→ **Requirement**
Each entry must be given again exactly; images do not belong in the copy.

→ **Excerpted records**
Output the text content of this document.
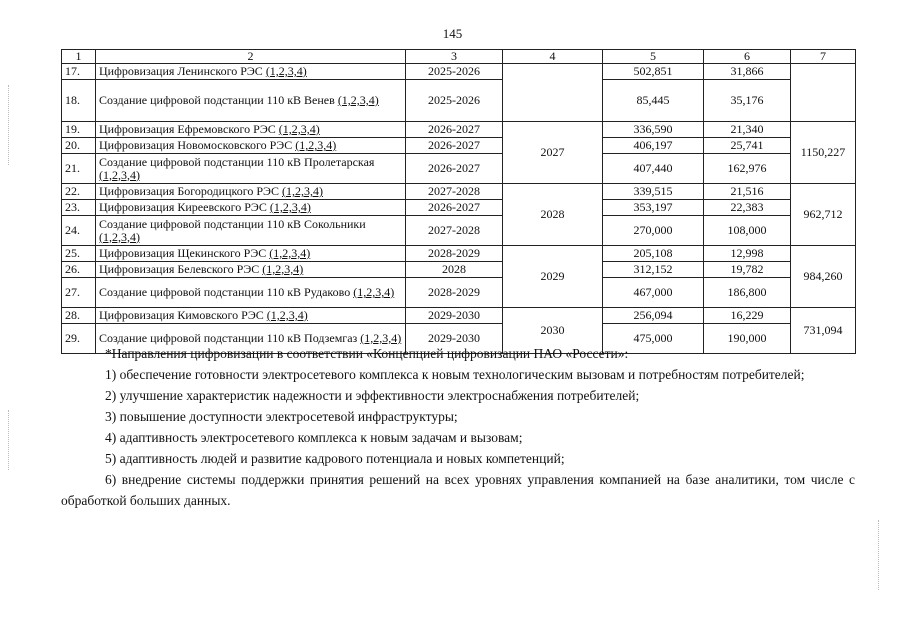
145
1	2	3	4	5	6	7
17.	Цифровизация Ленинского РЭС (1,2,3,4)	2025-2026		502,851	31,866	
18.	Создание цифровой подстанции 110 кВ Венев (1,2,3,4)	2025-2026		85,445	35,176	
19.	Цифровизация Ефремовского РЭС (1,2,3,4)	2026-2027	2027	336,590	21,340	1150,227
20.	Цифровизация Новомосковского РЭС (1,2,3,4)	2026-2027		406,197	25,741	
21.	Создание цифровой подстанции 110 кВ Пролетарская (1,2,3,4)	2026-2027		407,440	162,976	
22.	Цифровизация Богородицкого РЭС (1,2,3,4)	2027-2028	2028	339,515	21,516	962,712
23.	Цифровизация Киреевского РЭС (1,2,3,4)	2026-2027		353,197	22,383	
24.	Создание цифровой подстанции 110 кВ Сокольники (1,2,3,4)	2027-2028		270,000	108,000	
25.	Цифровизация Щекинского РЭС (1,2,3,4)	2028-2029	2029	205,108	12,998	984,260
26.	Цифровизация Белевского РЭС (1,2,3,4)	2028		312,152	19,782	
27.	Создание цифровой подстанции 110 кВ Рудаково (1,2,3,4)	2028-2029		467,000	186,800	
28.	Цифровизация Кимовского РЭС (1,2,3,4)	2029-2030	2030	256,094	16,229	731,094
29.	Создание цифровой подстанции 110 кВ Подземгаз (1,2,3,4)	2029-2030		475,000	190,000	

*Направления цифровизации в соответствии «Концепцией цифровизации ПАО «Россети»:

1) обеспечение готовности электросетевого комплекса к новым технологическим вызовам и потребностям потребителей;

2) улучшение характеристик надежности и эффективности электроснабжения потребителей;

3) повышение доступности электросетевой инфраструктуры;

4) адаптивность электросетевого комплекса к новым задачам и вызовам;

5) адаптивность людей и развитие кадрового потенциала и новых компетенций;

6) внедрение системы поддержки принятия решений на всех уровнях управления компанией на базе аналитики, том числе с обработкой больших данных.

→ **Response to this task**
Output the text content of this document.
145
1	2	3	4	5	6	7
17.	Цифровизация Ленинского РЭС (1,2,3,4)	2025-2026		502,851	31,866	
18.	Создание цифровой подстанции 110 кВ Венев (1,2,3,4)	2025-2026		85,445	35,176	
19.	Цифровизация Ефремовского РЭС (1,2,3,4)	2026-2027	2027	336,590	21,340	1150,227
20.	Цифровизация Новомосковского РЭС (1,2,3,4)	2026-2027		406,197	25,741	
21.	Создание цифровой подстанции 110 кВ Пролетарская (1,2,3,4)	2026-2027		407,440	162,976	
22.	Цифровизация Богородицкого РЭС (1,2,3,4)	2027-2028	2028	339,515	21,516	962,712
23.	Цифровизация Киреевского РЭС (1,2,3,4)	2026-2027		353,197	22,383	
24.	Создание цифровой подстанции 110 кВ Сокольники (1,2,3,4)	2027-2028		270,000	108,000	
25.	Цифровизация Щекинского РЭС (1,2,3,4)	2028-2029	2029	205,108	12,998	984,260
26.	Цифровизация Белевского РЭС (1,2,3,4)	2028		312,152	19,782	
27.	Создание цифровой подстанции 110 кВ Рудаково (1,2,3,4)	2028-2029		467,000	186,800	
28.	Цифровизация Кимовского РЭС (1,2,3,4)	2029-2030	2030	256,094	16,229	731,094
29.	Создание цифровой подстанции 110 кВ Подземгаз (1,2,3,4)	2029-2030		475,000	190,000	

*Направления цифровизации в соответствии «Концепцией цифровизации ПАО «Россети»:

1) обеспечение готовности электросетевого комплекса к новым технологическим вызовам и потребностям потребителей;

2) улучшение характеристик надежности и эффективности электроснабжения потребителей;

3) повышение доступности электросетевой инфраструктуры;

4) адаптивность электросетевого комплекса к новым задачам и вызовам;

5) адаптивность людей и развитие кадрового потенциала и новых компетенций;

6) внедрение системы поддержки принятия решений на всех уровнях управления компанией на базе аналитики, том числе с обработкой больших данных.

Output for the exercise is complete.